**Information provided**
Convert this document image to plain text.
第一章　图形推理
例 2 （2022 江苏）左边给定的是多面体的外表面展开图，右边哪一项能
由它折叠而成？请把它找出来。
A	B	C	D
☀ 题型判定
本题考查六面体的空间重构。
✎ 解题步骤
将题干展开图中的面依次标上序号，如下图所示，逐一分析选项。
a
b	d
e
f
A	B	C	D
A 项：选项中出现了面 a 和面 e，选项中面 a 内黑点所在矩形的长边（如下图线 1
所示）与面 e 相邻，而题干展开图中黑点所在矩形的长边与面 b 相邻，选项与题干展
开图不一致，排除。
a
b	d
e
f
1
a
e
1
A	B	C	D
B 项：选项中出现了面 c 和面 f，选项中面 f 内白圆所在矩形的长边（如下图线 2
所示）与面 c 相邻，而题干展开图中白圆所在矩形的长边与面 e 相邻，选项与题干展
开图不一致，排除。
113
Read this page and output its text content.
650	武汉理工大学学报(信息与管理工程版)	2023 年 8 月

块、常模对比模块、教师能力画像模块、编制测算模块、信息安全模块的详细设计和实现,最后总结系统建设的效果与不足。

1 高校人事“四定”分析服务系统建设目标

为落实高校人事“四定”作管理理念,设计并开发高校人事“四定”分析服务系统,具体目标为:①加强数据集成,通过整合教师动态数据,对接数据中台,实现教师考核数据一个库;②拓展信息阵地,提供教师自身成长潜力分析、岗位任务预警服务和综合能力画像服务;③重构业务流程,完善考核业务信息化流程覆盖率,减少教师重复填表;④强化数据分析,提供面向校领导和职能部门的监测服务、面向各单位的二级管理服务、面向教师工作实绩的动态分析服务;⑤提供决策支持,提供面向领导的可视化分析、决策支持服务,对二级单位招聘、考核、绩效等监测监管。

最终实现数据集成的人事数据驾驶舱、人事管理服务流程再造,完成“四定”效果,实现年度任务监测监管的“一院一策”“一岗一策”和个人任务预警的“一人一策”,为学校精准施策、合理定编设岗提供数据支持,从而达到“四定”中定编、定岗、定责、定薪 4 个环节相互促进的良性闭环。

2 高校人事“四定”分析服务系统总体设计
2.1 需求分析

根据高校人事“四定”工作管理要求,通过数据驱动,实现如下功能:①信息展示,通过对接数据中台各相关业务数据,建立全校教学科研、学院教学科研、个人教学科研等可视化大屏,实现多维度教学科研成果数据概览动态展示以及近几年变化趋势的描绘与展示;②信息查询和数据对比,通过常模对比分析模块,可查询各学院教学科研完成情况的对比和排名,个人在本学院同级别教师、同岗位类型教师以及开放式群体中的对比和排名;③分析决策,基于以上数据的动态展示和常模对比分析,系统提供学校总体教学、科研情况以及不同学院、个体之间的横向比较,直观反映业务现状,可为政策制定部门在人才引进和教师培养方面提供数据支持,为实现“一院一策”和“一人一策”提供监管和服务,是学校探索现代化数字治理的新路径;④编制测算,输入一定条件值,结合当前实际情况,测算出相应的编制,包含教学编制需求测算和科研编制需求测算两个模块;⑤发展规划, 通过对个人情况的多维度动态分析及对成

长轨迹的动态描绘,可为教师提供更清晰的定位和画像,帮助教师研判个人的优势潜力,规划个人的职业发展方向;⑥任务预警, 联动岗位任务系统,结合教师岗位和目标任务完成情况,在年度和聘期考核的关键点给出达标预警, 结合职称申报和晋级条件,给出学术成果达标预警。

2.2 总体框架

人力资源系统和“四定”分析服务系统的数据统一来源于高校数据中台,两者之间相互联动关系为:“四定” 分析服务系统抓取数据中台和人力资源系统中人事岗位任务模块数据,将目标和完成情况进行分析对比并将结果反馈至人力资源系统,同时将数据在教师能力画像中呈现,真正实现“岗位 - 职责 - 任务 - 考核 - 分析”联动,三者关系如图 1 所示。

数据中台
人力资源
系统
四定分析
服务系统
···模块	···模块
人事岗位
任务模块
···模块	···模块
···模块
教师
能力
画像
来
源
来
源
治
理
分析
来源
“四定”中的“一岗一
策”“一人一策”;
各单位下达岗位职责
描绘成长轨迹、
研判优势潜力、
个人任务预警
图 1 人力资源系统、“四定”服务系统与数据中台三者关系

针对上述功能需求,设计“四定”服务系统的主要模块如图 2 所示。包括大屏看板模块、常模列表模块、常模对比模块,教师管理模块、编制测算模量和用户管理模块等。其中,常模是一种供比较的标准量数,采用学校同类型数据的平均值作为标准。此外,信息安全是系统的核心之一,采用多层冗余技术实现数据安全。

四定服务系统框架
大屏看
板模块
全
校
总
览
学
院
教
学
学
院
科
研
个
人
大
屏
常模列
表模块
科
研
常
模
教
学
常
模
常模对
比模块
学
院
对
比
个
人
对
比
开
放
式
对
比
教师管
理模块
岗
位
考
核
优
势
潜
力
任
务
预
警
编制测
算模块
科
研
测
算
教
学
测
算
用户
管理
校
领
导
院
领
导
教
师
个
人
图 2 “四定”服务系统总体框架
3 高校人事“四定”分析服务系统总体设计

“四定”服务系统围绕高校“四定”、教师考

**Exercise brief**
Search the records for the word "text" and copy every line where it occurs.

**Task output**
Convert this document image to plain text.
Read this page and output its text content.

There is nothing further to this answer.